DO THIS: Search the data for the string "Venus" and extract every line where it appears.

EXTRACTED RECORDS:
┄┄┄┄┄┄

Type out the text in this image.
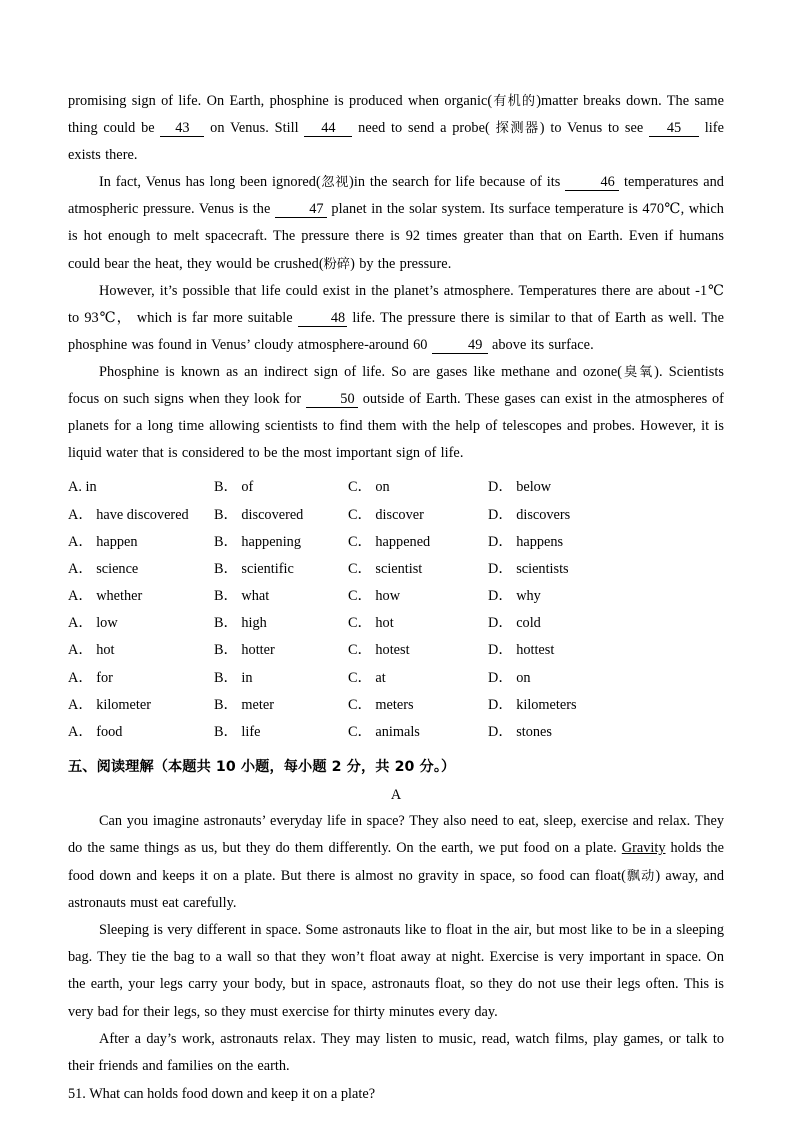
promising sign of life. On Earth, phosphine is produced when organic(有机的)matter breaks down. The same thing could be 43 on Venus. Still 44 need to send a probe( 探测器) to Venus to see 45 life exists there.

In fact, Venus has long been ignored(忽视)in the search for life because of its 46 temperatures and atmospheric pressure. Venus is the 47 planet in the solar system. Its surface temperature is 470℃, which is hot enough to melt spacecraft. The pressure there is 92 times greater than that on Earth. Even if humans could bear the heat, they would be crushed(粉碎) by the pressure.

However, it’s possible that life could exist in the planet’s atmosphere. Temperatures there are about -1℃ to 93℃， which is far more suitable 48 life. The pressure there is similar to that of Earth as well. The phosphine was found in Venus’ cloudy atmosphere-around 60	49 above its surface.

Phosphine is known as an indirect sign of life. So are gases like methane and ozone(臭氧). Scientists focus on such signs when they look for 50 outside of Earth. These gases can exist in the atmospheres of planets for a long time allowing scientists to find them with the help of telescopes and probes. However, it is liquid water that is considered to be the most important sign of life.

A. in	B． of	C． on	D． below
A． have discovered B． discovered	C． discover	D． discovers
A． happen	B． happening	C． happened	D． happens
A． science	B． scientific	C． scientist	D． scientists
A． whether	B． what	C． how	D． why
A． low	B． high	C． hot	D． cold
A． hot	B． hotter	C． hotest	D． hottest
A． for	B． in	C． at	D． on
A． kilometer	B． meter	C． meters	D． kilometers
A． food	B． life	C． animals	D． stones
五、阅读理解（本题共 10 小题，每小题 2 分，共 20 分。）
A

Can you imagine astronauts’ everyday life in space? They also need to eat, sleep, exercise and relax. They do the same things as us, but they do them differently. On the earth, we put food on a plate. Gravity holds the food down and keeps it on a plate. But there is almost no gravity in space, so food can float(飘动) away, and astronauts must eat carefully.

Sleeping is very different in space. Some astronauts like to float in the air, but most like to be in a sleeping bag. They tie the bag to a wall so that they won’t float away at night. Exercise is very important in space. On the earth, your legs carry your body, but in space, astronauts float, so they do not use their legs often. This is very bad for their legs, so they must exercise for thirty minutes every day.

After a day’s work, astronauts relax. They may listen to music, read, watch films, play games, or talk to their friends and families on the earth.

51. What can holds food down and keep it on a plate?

┄┄┄┄┄┄

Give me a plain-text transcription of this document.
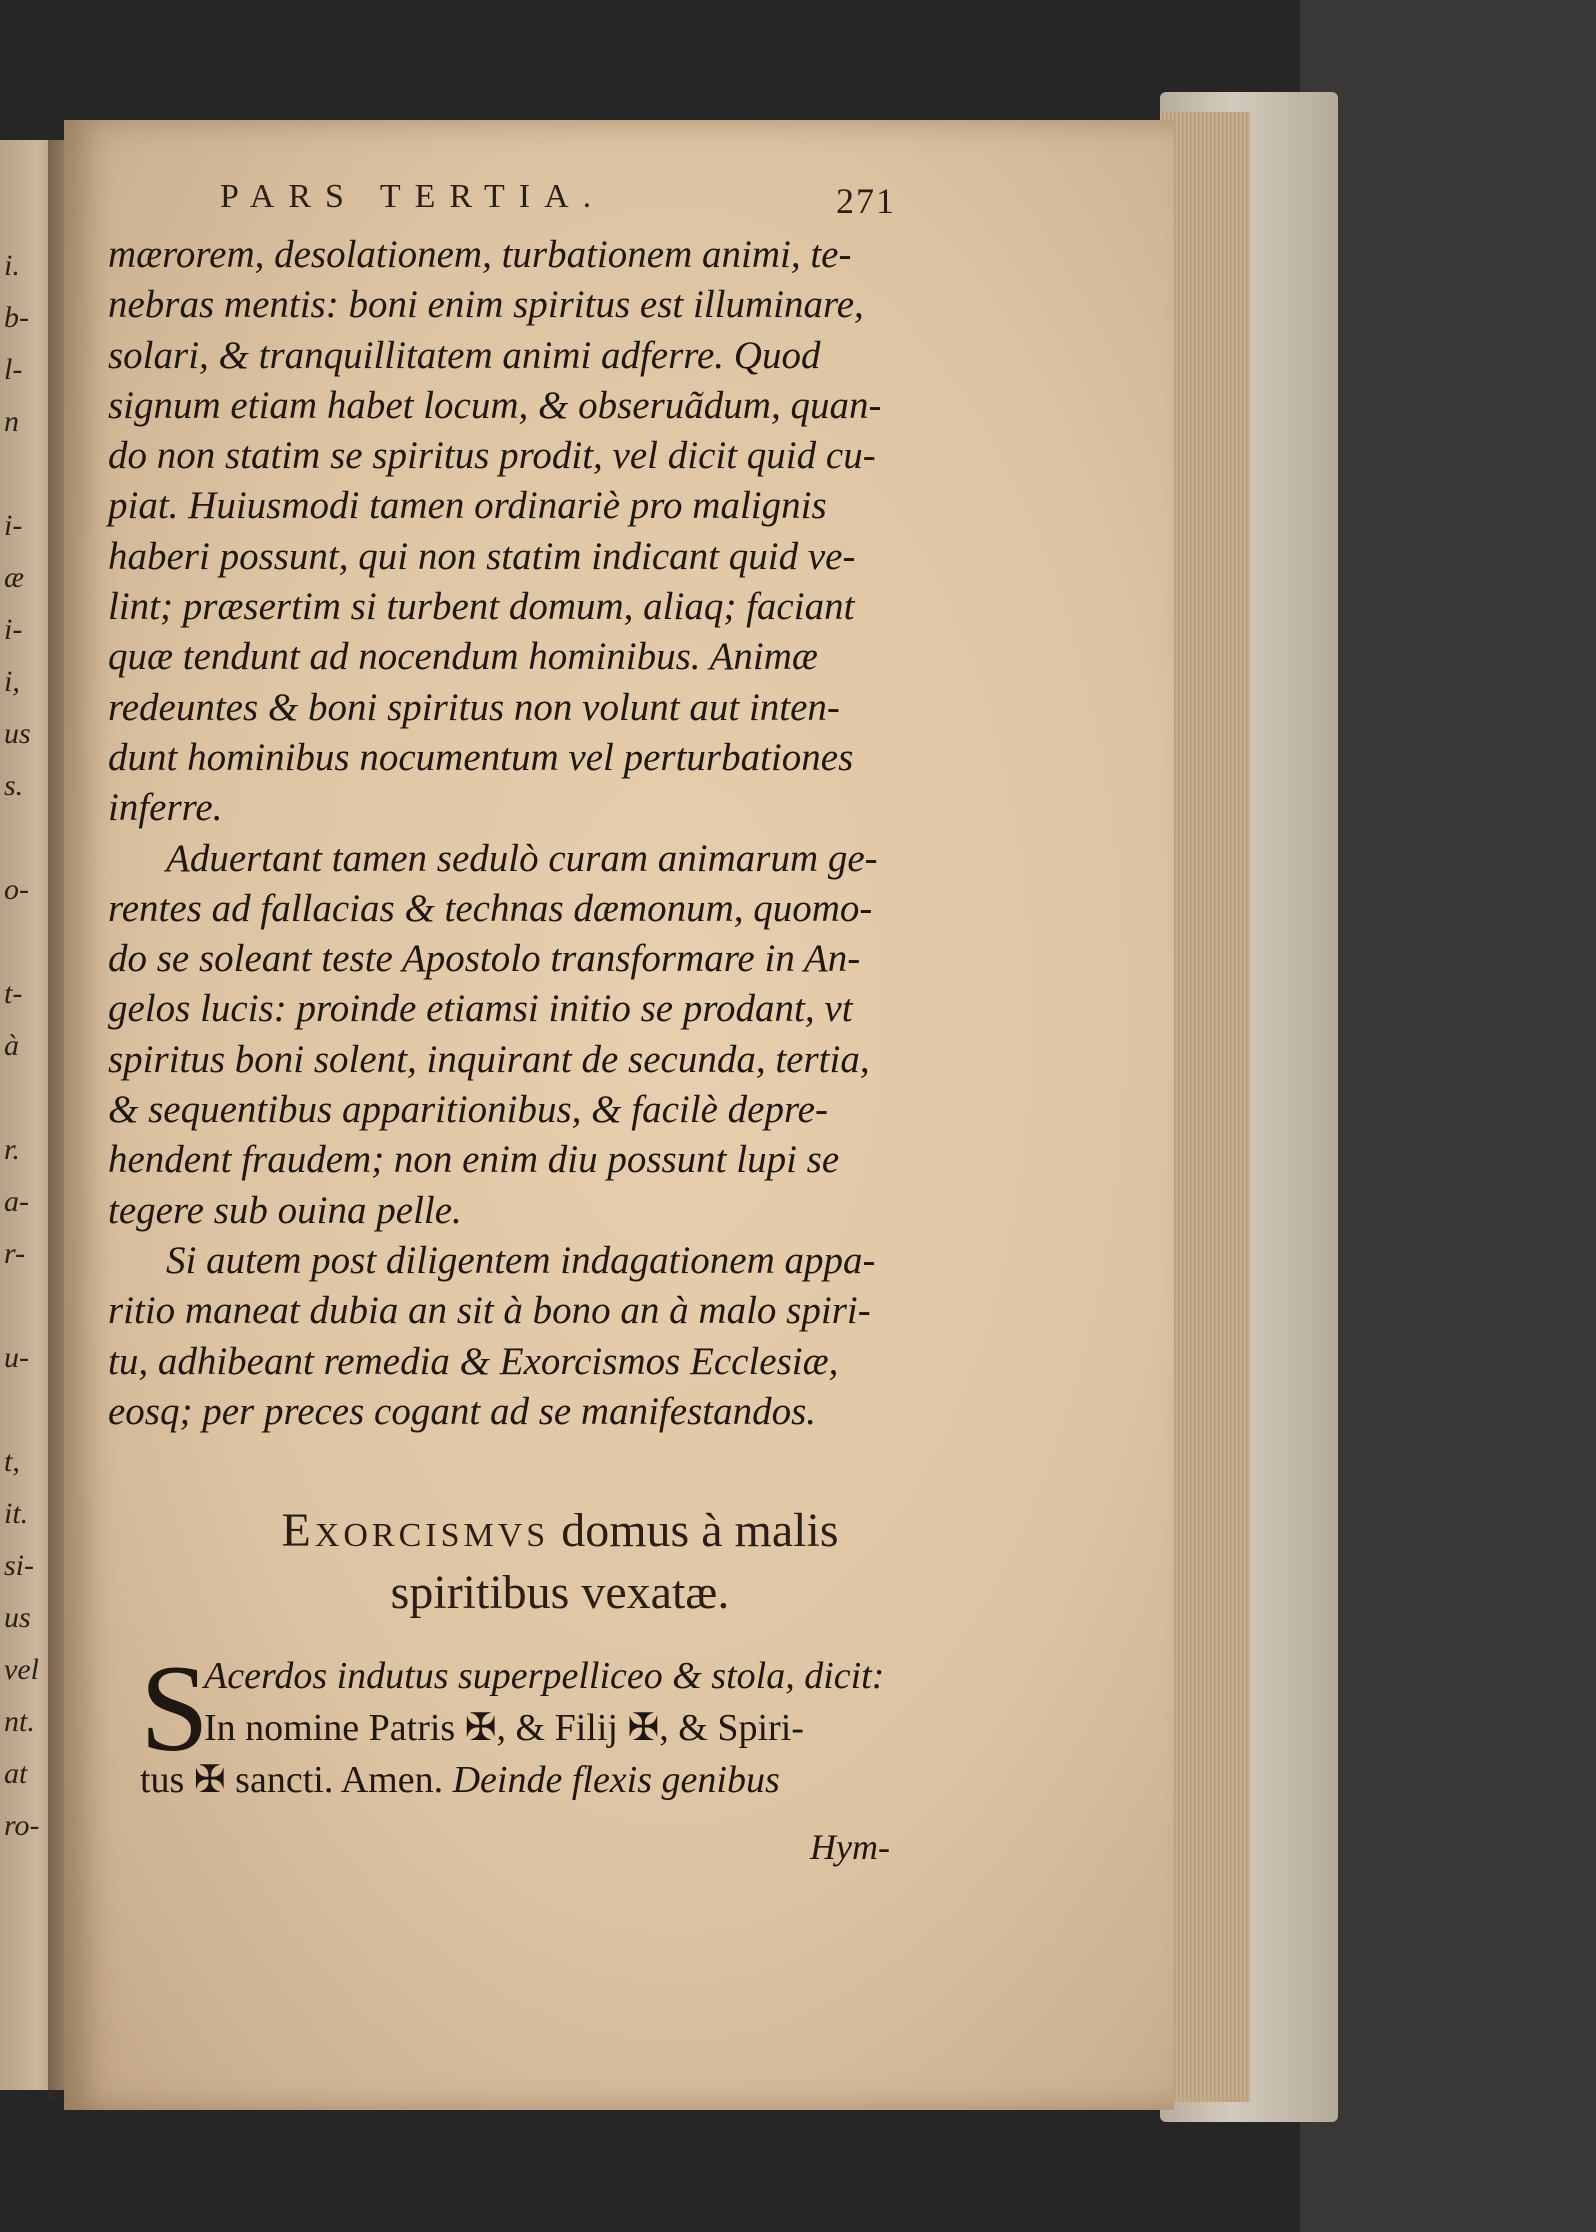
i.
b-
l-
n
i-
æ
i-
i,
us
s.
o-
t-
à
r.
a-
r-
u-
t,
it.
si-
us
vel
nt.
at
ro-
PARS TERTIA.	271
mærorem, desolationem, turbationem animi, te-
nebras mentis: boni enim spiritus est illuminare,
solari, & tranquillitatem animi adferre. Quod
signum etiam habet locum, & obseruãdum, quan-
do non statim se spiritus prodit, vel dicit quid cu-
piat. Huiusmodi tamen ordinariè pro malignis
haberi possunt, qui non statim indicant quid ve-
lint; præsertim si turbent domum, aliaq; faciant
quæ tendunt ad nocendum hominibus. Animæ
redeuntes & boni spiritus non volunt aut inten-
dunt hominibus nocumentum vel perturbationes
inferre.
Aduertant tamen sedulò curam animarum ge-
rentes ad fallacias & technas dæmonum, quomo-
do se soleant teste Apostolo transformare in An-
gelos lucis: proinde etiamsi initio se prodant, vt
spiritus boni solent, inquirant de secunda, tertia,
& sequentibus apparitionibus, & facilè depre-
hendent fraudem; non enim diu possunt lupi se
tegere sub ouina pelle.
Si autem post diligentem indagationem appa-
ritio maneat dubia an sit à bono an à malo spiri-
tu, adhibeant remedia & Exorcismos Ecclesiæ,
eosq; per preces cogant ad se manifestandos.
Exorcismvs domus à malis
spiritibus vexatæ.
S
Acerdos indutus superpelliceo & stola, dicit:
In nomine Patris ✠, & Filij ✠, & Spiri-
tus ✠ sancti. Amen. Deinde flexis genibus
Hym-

┄┄┄┄┄┄

TASK OUTPUT:
promising sign of life. On Earth, phosphine is produced when organic(有机的)matter breaks down. The same thing could be 43 on Venus. Still 44 need to send a probe( 探测器) to Venus to see 45 life exists there.
In fact, Venus has long been ignored(忽视)in the search for life because of its 46 temperatures and atmospheric pressure. Venus is the 47 planet in the solar system. Its surface temperature is 470℃, which is hot enough to melt spacecraft. The pressure there is 92 times greater than that on Earth. Even if humans could bear the heat, they would be crushed(粉碎) by the pressure.
However, it’s possible that life could exist in the planet’s atmosphere. Temperatures there are about -1℃ to 93℃， which is far more suitable 48 life. The pressure there is similar to that of Earth as well. The phosphine was found in Venus’ cloudy atmosphere-around 60	49 above its surface.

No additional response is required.